## Begin Working data

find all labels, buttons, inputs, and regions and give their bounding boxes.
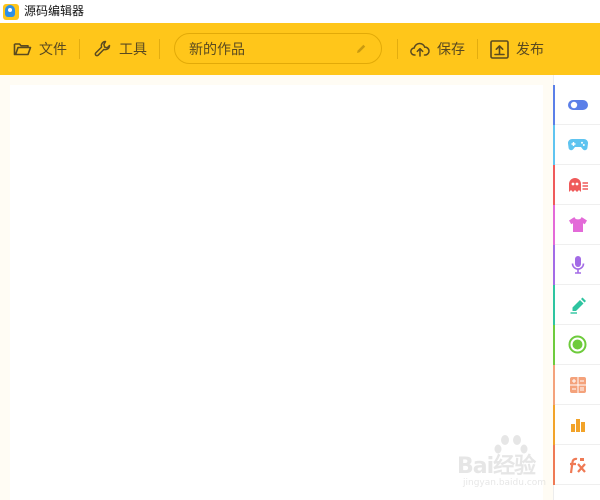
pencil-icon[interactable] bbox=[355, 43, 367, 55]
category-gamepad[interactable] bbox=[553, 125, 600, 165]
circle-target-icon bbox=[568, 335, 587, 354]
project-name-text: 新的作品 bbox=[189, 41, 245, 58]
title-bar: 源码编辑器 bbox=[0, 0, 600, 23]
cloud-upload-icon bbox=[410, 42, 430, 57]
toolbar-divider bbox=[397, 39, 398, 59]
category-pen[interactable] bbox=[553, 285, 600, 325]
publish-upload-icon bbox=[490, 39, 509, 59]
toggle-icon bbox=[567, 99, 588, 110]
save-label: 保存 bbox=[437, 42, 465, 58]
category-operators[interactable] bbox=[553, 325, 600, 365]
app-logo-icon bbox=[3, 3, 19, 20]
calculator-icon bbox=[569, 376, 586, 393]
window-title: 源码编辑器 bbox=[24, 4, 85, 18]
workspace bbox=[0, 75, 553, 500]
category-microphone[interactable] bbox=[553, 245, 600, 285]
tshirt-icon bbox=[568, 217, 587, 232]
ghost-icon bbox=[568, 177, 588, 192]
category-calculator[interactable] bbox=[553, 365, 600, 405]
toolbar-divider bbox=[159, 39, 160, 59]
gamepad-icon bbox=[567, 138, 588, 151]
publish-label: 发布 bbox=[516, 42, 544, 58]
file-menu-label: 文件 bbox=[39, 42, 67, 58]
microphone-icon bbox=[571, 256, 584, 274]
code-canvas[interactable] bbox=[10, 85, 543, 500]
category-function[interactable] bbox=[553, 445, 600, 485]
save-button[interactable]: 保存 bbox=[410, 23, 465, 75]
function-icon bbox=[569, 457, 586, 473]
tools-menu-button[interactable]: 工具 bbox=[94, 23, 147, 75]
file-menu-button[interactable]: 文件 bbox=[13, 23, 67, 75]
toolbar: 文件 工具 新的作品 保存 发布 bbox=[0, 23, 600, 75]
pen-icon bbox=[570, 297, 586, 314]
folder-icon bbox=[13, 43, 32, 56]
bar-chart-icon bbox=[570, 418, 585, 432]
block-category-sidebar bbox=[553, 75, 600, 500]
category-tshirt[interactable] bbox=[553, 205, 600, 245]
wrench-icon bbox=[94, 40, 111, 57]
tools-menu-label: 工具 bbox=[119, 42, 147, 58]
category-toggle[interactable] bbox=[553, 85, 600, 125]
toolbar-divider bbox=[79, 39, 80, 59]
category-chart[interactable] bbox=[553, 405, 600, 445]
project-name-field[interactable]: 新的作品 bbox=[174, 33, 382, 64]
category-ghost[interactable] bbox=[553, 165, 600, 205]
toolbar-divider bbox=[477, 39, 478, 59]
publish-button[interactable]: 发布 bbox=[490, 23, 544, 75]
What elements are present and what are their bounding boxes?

## End Working data

## Aim
Update the material by replacing every "toolbar-divider" with "toolbar-separator" and leaving everything else unchanged. Reproduce the full material, but omit the picture.

## Written response
find all labels, buttons, inputs, and regions and give their bounding boxes.
pencil-icon[interactable] bbox=[355, 43, 367, 55]
category-gamepad[interactable] bbox=[553, 125, 600, 165]
circle-target-icon bbox=[568, 335, 587, 354]
project-name-text: 新的作品 bbox=[189, 41, 245, 58]
title-bar: 源码编辑器 bbox=[0, 0, 600, 23]
cloud-upload-icon bbox=[410, 42, 430, 57]
toolbar-separator bbox=[397, 39, 398, 59]
category-pen[interactable] bbox=[553, 285, 600, 325]
publish-upload-icon bbox=[490, 39, 509, 59]
toggle-icon bbox=[567, 99, 588, 110]
save-label: 保存 bbox=[437, 42, 465, 58]
category-operators[interactable] bbox=[553, 325, 600, 365]
app-logo-icon bbox=[3, 3, 19, 20]
calculator-icon bbox=[569, 376, 586, 393]
window-title: 源码编辑器 bbox=[24, 4, 85, 18]
workspace bbox=[0, 75, 553, 500]
category-microphone[interactable] bbox=[553, 245, 600, 285]
tshirt-icon bbox=[568, 217, 587, 232]
ghost-icon bbox=[568, 177, 588, 192]
category-calculator[interactable] bbox=[553, 365, 600, 405]
toolbar-separator bbox=[159, 39, 160, 59]
gamepad-icon bbox=[567, 138, 588, 151]
publish-label: 发布 bbox=[516, 42, 544, 58]
file-menu-label: 文件 bbox=[39, 42, 67, 58]
microphone-icon bbox=[571, 256, 584, 274]
code-canvas[interactable] bbox=[10, 85, 543, 500]
category-function[interactable] bbox=[553, 445, 600, 485]
save-button[interactable]: 保存 bbox=[410, 23, 465, 75]
function-icon bbox=[569, 457, 586, 473]
tools-menu-button[interactable]: 工具 bbox=[94, 23, 147, 75]
file-menu-button[interactable]: 文件 bbox=[13, 23, 67, 75]
toolbar: 文件 工具 新的作品 保存 发布 bbox=[0, 23, 600, 75]
pen-icon bbox=[570, 297, 586, 314]
folder-icon bbox=[13, 43, 32, 56]
bar-chart-icon bbox=[570, 418, 585, 432]
block-category-sidebar bbox=[553, 75, 600, 500]
category-tshirt[interactable] bbox=[553, 205, 600, 245]
wrench-icon bbox=[94, 40, 111, 57]
tools-menu-label: 工具 bbox=[119, 42, 147, 58]
category-toggle[interactable] bbox=[553, 85, 600, 125]
toolbar-separator bbox=[79, 39, 80, 59]
category-chart[interactable] bbox=[553, 405, 600, 445]
project-name-field[interactable]: 新的作品 bbox=[174, 33, 382, 64]
category-ghost[interactable] bbox=[553, 165, 600, 205]
toolbar-separator bbox=[477, 39, 478, 59]
publish-button[interactable]: 发布 bbox=[490, 23, 544, 75]
What elements are present and what are their bounding boxes?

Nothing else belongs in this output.